*Do this*
From the listing below, count the lines where the string "iShares" occurs. Give the number, with no other words.

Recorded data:
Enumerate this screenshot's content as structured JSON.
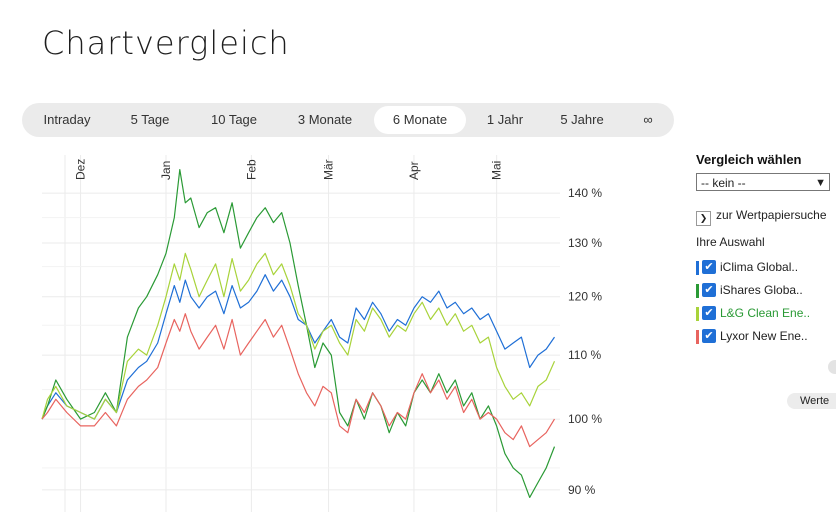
{
  "page": {
    "title": "Chartvergleich"
  },
  "range_tabs": {
    "items": [
      {
        "label": "Intraday"
      },
      {
        "label": "5 Tage"
      },
      {
        "label": "10 Tage"
      },
      {
        "label": "3 Monate"
      },
      {
        "label": "6 Monate"
      },
      {
        "label": "1 Jahr"
      },
      {
        "label": "5 Jahre"
      },
      {
        "label": "∞"
      }
    ],
    "active": "6 Monate"
  },
  "sidebar": {
    "compare_title": "Vergleich wählen",
    "compare_select": {
      "value": "-- kein --"
    },
    "search_link": "zur Wertpapiersuche",
    "selection_title": "Ihre Auswahl",
    "selections": [
      {
        "label": "iClima Global..",
        "color": "#1f6fd6",
        "text_color": "#222222",
        "checked": true
      },
      {
        "label": "iShares Globa..",
        "color": "#2a9a35",
        "text_color": "#222222",
        "checked": true
      },
      {
        "label": "L&G Clean Ene..",
        "color": "#a8d33a",
        "text_color": "#2a9a35",
        "checked": true
      },
      {
        "label": "Lyxor New Ene..",
        "color": "#e8645f",
        "text_color": "#222222",
        "checked": true
      }
    ],
    "werte_button": "Werte"
  },
  "chart_data": {
    "type": "line",
    "months": [
      "Dez",
      "Jan",
      "Feb",
      "Mär",
      "Apr",
      "Mai"
    ],
    "y_ticks": [
      "140 %",
      "130 %",
      "120 %",
      "110 %",
      "100 %",
      "90 %"
    ],
    "ylim": [
      88,
      146
    ],
    "y_scale": "log",
    "xlim": [
      "2020-11-17",
      "2021-05-24"
    ],
    "grid": true,
    "series": [
      {
        "name": "iClima Global..",
        "color": "#1f6fd6",
        "points": [
          [
            "2020-11-17",
            100
          ],
          [
            "2020-11-19",
            102
          ],
          [
            "2020-11-22",
            104
          ],
          [
            "2020-11-26",
            102
          ],
          [
            "2020-12-01",
            101
          ],
          [
            "2020-12-06",
            100
          ],
          [
            "2020-12-10",
            103
          ],
          [
            "2020-12-14",
            101
          ],
          [
            "2020-12-18",
            106
          ],
          [
            "2020-12-22",
            108
          ],
          [
            "2020-12-25",
            109
          ],
          [
            "2020-12-29",
            112
          ],
          [
            "2021-01-01",
            117
          ],
          [
            "2021-01-04",
            122
          ],
          [
            "2021-01-06",
            119
          ],
          [
            "2021-01-08",
            123
          ],
          [
            "2021-01-10",
            120
          ],
          [
            "2021-01-13",
            118
          ],
          [
            "2021-01-16",
            120
          ],
          [
            "2021-01-19",
            121
          ],
          [
            "2021-01-22",
            117
          ],
          [
            "2021-01-25",
            122
          ],
          [
            "2021-01-28",
            118
          ],
          [
            "2021-01-31",
            119
          ],
          [
            "2021-02-03",
            121
          ],
          [
            "2021-02-06",
            124
          ],
          [
            "2021-02-09",
            121
          ],
          [
            "2021-02-12",
            123
          ],
          [
            "2021-02-15",
            120
          ],
          [
            "2021-02-18",
            116
          ],
          [
            "2021-02-21",
            115
          ],
          [
            "2021-02-24",
            112
          ],
          [
            "2021-02-27",
            114
          ],
          [
            "2021-03-02",
            116
          ],
          [
            "2021-03-05",
            113
          ],
          [
            "2021-03-08",
            112
          ],
          [
            "2021-03-11",
            118
          ],
          [
            "2021-03-14",
            116
          ],
          [
            "2021-03-17",
            119
          ],
          [
            "2021-03-20",
            117
          ],
          [
            "2021-03-23",
            114
          ],
          [
            "2021-03-26",
            116
          ],
          [
            "2021-03-29",
            115
          ],
          [
            "2021-04-01",
            118
          ],
          [
            "2021-04-04",
            120
          ],
          [
            "2021-04-07",
            119
          ],
          [
            "2021-04-10",
            121
          ],
          [
            "2021-04-13",
            118
          ],
          [
            "2021-04-16",
            119
          ],
          [
            "2021-04-19",
            117
          ],
          [
            "2021-04-22",
            118
          ],
          [
            "2021-04-25",
            116
          ],
          [
            "2021-04-28",
            117
          ],
          [
            "2021-05-01",
            114
          ],
          [
            "2021-05-04",
            111
          ],
          [
            "2021-05-07",
            112
          ],
          [
            "2021-05-10",
            113
          ],
          [
            "2021-05-13",
            108
          ],
          [
            "2021-05-16",
            110
          ],
          [
            "2021-05-19",
            111
          ],
          [
            "2021-05-22",
            113
          ]
        ]
      },
      {
        "name": "iShares Globa..",
        "color": "#2a9a35",
        "points": [
          [
            "2020-11-17",
            100
          ],
          [
            "2020-11-19",
            102
          ],
          [
            "2020-11-22",
            106
          ],
          [
            "2020-11-26",
            103
          ],
          [
            "2020-12-01",
            100
          ],
          [
            "2020-12-06",
            101
          ],
          [
            "2020-12-10",
            104
          ],
          [
            "2020-12-14",
            101
          ],
          [
            "2020-12-18",
            113
          ],
          [
            "2020-12-22",
            118
          ],
          [
            "2020-12-25",
            120
          ],
          [
            "2020-12-29",
            124
          ],
          [
            "2021-01-01",
            128
          ],
          [
            "2021-01-04",
            135
          ],
          [
            "2021-01-06",
            145
          ],
          [
            "2021-01-08",
            138
          ],
          [
            "2021-01-10",
            139
          ],
          [
            "2021-01-13",
            133
          ],
          [
            "2021-01-16",
            136
          ],
          [
            "2021-01-19",
            137
          ],
          [
            "2021-01-22",
            132
          ],
          [
            "2021-01-25",
            138
          ],
          [
            "2021-01-28",
            129
          ],
          [
            "2021-01-31",
            132
          ],
          [
            "2021-02-03",
            135
          ],
          [
            "2021-02-06",
            137
          ],
          [
            "2021-02-09",
            134
          ],
          [
            "2021-02-12",
            136
          ],
          [
            "2021-02-15",
            130
          ],
          [
            "2021-02-18",
            122
          ],
          [
            "2021-02-21",
            115
          ],
          [
            "2021-02-24",
            108
          ],
          [
            "2021-02-27",
            112
          ],
          [
            "2021-03-02",
            110
          ],
          [
            "2021-03-05",
            101
          ],
          [
            "2021-03-08",
            99
          ],
          [
            "2021-03-11",
            103
          ],
          [
            "2021-03-14",
            100
          ],
          [
            "2021-03-17",
            104
          ],
          [
            "2021-03-20",
            102
          ],
          [
            "2021-03-23",
            98
          ],
          [
            "2021-03-26",
            101
          ],
          [
            "2021-03-29",
            99
          ],
          [
            "2021-04-01",
            104
          ],
          [
            "2021-04-04",
            106
          ],
          [
            "2021-04-07",
            104
          ],
          [
            "2021-04-10",
            107
          ],
          [
            "2021-04-13",
            104
          ],
          [
            "2021-04-16",
            106
          ],
          [
            "2021-04-19",
            102
          ],
          [
            "2021-04-22",
            104
          ],
          [
            "2021-04-25",
            100
          ],
          [
            "2021-04-28",
            102
          ],
          [
            "2021-05-01",
            99
          ],
          [
            "2021-05-04",
            95
          ],
          [
            "2021-05-07",
            93
          ],
          [
            "2021-05-10",
            92
          ],
          [
            "2021-05-13",
            89
          ],
          [
            "2021-05-16",
            91
          ],
          [
            "2021-05-19",
            93
          ],
          [
            "2021-05-22",
            96
          ]
        ]
      },
      {
        "name": "L&G Clean Ene..",
        "color": "#a8d33a",
        "points": [
          [
            "2020-11-17",
            100
          ],
          [
            "2020-11-19",
            103
          ],
          [
            "2020-11-22",
            105
          ],
          [
            "2020-11-26",
            102
          ],
          [
            "2020-12-01",
            101
          ],
          [
            "2020-12-06",
            100
          ],
          [
            "2020-12-10",
            103
          ],
          [
            "2020-12-14",
            101
          ],
          [
            "2020-12-18",
            109
          ],
          [
            "2020-12-22",
            111
          ],
          [
            "2020-12-25",
            110
          ],
          [
            "2020-12-29",
            115
          ],
          [
            "2021-01-01",
            120
          ],
          [
            "2021-01-04",
            126
          ],
          [
            "2021-01-06",
            123
          ],
          [
            "2021-01-08",
            128
          ],
          [
            "2021-01-10",
            125
          ],
          [
            "2021-01-13",
            120
          ],
          [
            "2021-01-16",
            123
          ],
          [
            "2021-01-19",
            126
          ],
          [
            "2021-01-22",
            120
          ],
          [
            "2021-01-25",
            127
          ],
          [
            "2021-01-28",
            121
          ],
          [
            "2021-01-31",
            123
          ],
          [
            "2021-02-03",
            126
          ],
          [
            "2021-02-06",
            128
          ],
          [
            "2021-02-09",
            124
          ],
          [
            "2021-02-12",
            126
          ],
          [
            "2021-02-15",
            122
          ],
          [
            "2021-02-18",
            117
          ],
          [
            "2021-02-21",
            115
          ],
          [
            "2021-02-24",
            111
          ],
          [
            "2021-02-27",
            114
          ],
          [
            "2021-03-02",
            115
          ],
          [
            "2021-03-05",
            112
          ],
          [
            "2021-03-08",
            110
          ],
          [
            "2021-03-11",
            116
          ],
          [
            "2021-03-14",
            114
          ],
          [
            "2021-03-17",
            118
          ],
          [
            "2021-03-20",
            116
          ],
          [
            "2021-03-23",
            113
          ],
          [
            "2021-03-26",
            115
          ],
          [
            "2021-03-29",
            114
          ],
          [
            "2021-04-01",
            117
          ],
          [
            "2021-04-04",
            119
          ],
          [
            "2021-04-07",
            116
          ],
          [
            "2021-04-10",
            118
          ],
          [
            "2021-04-13",
            115
          ],
          [
            "2021-04-16",
            117
          ],
          [
            "2021-04-19",
            114
          ],
          [
            "2021-04-22",
            115
          ],
          [
            "2021-04-25",
            112
          ],
          [
            "2021-04-28",
            113
          ],
          [
            "2021-05-01",
            108
          ],
          [
            "2021-05-04",
            105
          ],
          [
            "2021-05-07",
            103
          ],
          [
            "2021-05-10",
            104
          ],
          [
            "2021-05-13",
            102
          ],
          [
            "2021-05-16",
            105
          ],
          [
            "2021-05-19",
            106
          ],
          [
            "2021-05-22",
            109
          ]
        ]
      },
      {
        "name": "Lyxor New Ene..",
        "color": "#e8645f",
        "points": [
          [
            "2020-11-17",
            100
          ],
          [
            "2020-11-19",
            101
          ],
          [
            "2020-11-22",
            103
          ],
          [
            "2020-11-26",
            101
          ],
          [
            "2020-12-01",
            99
          ],
          [
            "2020-12-06",
            99
          ],
          [
            "2020-12-10",
            101
          ],
          [
            "2020-12-14",
            99
          ],
          [
            "2020-12-18",
            103
          ],
          [
            "2020-12-22",
            105
          ],
          [
            "2020-12-25",
            106
          ],
          [
            "2020-12-29",
            108
          ],
          [
            "2021-01-01",
            112
          ],
          [
            "2021-01-04",
            116
          ],
          [
            "2021-01-06",
            114
          ],
          [
            "2021-01-08",
            117
          ],
          [
            "2021-01-10",
            114
          ],
          [
            "2021-01-13",
            111
          ],
          [
            "2021-01-16",
            113
          ],
          [
            "2021-01-19",
            115
          ],
          [
            "2021-01-22",
            111
          ],
          [
            "2021-01-25",
            116
          ],
          [
            "2021-01-28",
            110
          ],
          [
            "2021-01-31",
            112
          ],
          [
            "2021-02-03",
            114
          ],
          [
            "2021-02-06",
            116
          ],
          [
            "2021-02-09",
            113
          ],
          [
            "2021-02-12",
            115
          ],
          [
            "2021-02-15",
            111
          ],
          [
            "2021-02-18",
            107
          ],
          [
            "2021-02-21",
            104
          ],
          [
            "2021-02-24",
            102
          ],
          [
            "2021-02-27",
            105
          ],
          [
            "2021-03-02",
            104
          ],
          [
            "2021-03-05",
            99
          ],
          [
            "2021-03-08",
            98
          ],
          [
            "2021-03-11",
            103
          ],
          [
            "2021-03-14",
            101
          ],
          [
            "2021-03-17",
            104
          ],
          [
            "2021-03-20",
            102
          ],
          [
            "2021-03-23",
            99
          ],
          [
            "2021-03-26",
            101
          ],
          [
            "2021-03-29",
            100
          ],
          [
            "2021-04-01",
            104
          ],
          [
            "2021-04-04",
            107
          ],
          [
            "2021-04-07",
            104
          ],
          [
            "2021-04-10",
            106
          ],
          [
            "2021-04-13",
            103
          ],
          [
            "2021-04-16",
            105
          ],
          [
            "2021-04-19",
            101
          ],
          [
            "2021-04-22",
            103
          ],
          [
            "2021-04-25",
            100
          ],
          [
            "2021-04-28",
            101
          ],
          [
            "2021-05-01",
            100
          ],
          [
            "2021-05-04",
            98
          ],
          [
            "2021-05-07",
            97
          ],
          [
            "2021-05-10",
            99
          ],
          [
            "2021-05-13",
            96
          ],
          [
            "2021-05-16",
            97
          ],
          [
            "2021-05-19",
            98
          ],
          [
            "2021-05-22",
            100
          ]
        ]
      }
    ]
  }
}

*Full solution*
2